What you will do: Work out how many lines of the data hold the string "right", and reply with that number alone.

(Dataset records)
+---+

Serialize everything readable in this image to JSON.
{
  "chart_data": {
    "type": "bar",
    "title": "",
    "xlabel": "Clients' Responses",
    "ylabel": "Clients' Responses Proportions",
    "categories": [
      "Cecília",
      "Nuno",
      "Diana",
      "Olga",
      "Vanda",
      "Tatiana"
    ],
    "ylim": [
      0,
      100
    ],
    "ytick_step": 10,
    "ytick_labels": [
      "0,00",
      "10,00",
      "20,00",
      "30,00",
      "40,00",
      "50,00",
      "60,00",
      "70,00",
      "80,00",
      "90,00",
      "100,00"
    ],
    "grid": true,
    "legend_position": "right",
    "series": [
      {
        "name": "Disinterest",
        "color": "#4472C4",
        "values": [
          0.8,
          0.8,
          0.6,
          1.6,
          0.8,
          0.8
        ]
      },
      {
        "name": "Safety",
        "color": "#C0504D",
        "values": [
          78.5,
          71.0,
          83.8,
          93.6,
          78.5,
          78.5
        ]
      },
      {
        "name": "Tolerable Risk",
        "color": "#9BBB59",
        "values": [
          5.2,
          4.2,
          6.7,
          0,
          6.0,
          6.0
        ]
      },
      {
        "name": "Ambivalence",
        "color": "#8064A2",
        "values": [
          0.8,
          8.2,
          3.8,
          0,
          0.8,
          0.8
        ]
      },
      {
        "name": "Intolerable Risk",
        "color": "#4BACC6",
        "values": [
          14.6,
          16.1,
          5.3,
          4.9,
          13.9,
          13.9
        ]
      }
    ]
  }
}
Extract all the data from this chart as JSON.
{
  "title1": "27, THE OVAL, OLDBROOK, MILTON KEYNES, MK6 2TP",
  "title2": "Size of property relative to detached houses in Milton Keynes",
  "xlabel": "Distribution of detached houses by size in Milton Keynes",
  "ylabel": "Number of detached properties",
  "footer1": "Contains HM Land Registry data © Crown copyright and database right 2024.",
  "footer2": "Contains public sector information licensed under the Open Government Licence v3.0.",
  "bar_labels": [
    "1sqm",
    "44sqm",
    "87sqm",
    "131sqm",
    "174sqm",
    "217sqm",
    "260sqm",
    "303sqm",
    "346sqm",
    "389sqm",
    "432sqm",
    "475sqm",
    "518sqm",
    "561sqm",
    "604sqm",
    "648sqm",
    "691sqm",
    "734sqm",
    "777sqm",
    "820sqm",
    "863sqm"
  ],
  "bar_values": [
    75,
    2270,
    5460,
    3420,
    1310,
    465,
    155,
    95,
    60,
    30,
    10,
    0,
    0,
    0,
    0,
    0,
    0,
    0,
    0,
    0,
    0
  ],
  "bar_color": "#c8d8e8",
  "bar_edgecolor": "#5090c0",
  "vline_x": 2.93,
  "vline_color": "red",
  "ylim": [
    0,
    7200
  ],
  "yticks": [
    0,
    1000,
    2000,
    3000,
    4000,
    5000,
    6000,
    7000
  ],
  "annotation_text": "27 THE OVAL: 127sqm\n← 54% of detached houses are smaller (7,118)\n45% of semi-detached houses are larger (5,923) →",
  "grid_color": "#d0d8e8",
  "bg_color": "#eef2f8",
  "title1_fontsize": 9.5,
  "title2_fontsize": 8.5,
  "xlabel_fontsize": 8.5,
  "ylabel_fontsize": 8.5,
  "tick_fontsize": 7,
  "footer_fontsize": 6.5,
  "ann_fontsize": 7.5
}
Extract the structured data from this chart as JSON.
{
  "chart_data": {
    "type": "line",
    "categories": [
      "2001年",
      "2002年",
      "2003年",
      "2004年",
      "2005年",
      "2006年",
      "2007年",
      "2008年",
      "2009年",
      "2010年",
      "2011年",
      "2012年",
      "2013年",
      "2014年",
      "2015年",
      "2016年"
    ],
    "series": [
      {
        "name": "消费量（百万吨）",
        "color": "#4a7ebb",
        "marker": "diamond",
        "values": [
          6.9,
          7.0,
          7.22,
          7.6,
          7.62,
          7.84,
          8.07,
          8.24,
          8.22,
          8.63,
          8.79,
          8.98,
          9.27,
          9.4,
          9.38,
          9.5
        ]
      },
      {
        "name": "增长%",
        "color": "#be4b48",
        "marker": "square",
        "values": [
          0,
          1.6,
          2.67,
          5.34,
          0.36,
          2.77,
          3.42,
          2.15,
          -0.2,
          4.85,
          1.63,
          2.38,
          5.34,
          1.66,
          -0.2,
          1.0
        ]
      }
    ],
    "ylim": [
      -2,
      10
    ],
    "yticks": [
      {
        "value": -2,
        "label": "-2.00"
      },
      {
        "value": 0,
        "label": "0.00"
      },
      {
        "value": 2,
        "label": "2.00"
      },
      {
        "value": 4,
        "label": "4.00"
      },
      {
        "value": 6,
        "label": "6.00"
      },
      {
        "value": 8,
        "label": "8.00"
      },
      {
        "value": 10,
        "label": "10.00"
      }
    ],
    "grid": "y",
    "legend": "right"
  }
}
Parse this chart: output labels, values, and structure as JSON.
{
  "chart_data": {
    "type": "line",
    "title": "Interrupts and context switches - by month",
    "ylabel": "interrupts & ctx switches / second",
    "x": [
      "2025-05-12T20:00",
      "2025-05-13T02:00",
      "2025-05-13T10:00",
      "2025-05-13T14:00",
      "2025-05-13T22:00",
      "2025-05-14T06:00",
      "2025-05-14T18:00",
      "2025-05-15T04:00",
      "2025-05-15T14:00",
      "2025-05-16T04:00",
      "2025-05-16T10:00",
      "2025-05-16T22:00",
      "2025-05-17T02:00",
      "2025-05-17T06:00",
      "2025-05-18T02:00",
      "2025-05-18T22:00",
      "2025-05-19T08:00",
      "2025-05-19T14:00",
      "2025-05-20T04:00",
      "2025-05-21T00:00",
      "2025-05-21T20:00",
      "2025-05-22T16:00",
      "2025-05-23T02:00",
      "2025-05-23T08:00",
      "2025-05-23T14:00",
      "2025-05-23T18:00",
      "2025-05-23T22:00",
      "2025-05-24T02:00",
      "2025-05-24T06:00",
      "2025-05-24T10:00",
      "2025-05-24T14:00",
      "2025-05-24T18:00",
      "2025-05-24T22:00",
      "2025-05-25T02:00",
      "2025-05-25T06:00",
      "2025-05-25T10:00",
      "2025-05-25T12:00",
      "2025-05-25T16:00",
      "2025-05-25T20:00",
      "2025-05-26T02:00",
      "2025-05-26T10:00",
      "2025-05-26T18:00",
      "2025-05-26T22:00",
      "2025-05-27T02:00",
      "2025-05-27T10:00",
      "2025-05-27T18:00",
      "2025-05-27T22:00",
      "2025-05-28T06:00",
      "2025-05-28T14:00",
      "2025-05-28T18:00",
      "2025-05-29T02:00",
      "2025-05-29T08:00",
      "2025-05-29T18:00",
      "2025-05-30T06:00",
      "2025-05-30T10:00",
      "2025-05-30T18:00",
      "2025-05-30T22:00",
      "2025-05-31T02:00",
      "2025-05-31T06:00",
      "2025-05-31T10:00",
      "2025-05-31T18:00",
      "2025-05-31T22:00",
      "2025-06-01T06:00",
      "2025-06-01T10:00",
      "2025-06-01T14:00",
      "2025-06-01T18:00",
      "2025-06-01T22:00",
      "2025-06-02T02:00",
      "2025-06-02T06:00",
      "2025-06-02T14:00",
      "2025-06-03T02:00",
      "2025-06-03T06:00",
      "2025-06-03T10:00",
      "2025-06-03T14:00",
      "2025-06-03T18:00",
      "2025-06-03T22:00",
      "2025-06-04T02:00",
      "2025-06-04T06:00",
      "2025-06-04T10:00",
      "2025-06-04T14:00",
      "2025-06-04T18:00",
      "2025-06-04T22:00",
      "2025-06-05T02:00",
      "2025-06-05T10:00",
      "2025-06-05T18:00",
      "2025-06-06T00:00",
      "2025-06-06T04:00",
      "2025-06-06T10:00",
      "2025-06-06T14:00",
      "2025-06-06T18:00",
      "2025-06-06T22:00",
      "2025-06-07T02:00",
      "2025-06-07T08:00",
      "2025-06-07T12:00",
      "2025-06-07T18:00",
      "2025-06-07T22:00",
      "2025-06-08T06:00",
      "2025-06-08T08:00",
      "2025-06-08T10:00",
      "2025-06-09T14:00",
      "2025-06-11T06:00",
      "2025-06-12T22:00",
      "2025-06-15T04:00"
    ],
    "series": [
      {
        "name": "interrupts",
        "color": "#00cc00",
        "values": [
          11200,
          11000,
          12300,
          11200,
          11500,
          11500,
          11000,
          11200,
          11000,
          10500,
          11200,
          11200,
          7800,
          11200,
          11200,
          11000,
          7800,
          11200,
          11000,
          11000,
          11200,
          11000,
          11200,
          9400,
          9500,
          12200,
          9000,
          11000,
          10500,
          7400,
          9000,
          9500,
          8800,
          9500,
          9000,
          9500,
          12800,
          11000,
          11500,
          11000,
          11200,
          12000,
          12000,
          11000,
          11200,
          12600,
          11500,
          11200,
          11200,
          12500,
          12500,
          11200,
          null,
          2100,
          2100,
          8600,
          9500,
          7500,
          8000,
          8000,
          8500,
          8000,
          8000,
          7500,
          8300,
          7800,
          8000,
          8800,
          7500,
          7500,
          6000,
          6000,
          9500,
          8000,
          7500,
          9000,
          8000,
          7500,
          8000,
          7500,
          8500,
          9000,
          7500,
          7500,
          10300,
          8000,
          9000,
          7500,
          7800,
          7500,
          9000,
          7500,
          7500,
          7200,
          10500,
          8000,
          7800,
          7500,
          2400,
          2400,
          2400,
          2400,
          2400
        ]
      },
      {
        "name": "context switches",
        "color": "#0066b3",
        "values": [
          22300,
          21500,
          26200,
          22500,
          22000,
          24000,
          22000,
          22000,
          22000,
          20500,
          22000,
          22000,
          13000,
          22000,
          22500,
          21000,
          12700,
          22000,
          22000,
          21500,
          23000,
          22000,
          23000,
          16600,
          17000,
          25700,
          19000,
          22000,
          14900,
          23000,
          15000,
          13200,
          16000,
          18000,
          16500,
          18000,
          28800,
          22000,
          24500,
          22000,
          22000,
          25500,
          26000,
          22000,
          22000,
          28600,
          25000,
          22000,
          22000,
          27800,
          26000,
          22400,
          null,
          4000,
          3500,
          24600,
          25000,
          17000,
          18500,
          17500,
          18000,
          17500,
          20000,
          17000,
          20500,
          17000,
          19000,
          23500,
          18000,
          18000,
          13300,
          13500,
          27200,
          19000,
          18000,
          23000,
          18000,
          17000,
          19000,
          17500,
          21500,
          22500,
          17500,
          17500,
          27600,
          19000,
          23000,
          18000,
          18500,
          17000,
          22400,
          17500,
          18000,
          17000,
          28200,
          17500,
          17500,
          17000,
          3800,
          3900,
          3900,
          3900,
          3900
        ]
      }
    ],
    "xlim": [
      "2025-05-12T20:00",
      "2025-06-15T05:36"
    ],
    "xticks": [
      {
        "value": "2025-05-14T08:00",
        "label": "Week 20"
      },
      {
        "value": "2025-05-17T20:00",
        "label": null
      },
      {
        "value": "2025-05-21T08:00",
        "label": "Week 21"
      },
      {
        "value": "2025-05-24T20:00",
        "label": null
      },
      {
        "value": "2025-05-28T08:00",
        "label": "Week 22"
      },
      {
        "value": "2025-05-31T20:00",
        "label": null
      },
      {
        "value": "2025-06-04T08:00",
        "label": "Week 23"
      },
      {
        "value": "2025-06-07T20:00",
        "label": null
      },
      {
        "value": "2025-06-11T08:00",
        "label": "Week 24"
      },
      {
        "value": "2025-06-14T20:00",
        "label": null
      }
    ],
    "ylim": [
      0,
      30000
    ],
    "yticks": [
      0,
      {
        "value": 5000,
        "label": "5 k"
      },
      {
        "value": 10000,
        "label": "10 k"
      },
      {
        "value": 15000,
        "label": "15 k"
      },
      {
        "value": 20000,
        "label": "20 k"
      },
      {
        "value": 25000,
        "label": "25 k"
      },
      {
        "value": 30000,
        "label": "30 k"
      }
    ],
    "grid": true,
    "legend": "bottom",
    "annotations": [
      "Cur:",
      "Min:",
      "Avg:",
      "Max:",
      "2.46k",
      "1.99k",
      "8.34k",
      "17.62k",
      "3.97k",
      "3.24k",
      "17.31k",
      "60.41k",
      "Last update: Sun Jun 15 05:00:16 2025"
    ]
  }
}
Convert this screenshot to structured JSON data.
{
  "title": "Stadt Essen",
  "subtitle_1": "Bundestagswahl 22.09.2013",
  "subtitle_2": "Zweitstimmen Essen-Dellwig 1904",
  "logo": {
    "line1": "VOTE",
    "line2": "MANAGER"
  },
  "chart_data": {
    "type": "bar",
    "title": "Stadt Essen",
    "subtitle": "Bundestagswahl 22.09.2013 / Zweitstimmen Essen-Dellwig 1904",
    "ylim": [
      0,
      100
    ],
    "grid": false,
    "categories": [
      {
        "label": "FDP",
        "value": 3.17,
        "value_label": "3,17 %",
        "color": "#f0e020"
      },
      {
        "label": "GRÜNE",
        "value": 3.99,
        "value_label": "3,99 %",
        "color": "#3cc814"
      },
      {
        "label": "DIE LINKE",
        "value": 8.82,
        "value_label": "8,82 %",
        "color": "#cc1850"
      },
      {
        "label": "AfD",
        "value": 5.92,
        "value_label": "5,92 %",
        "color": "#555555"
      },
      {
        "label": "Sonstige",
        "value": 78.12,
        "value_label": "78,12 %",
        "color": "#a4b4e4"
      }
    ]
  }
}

+---+

Written response: 3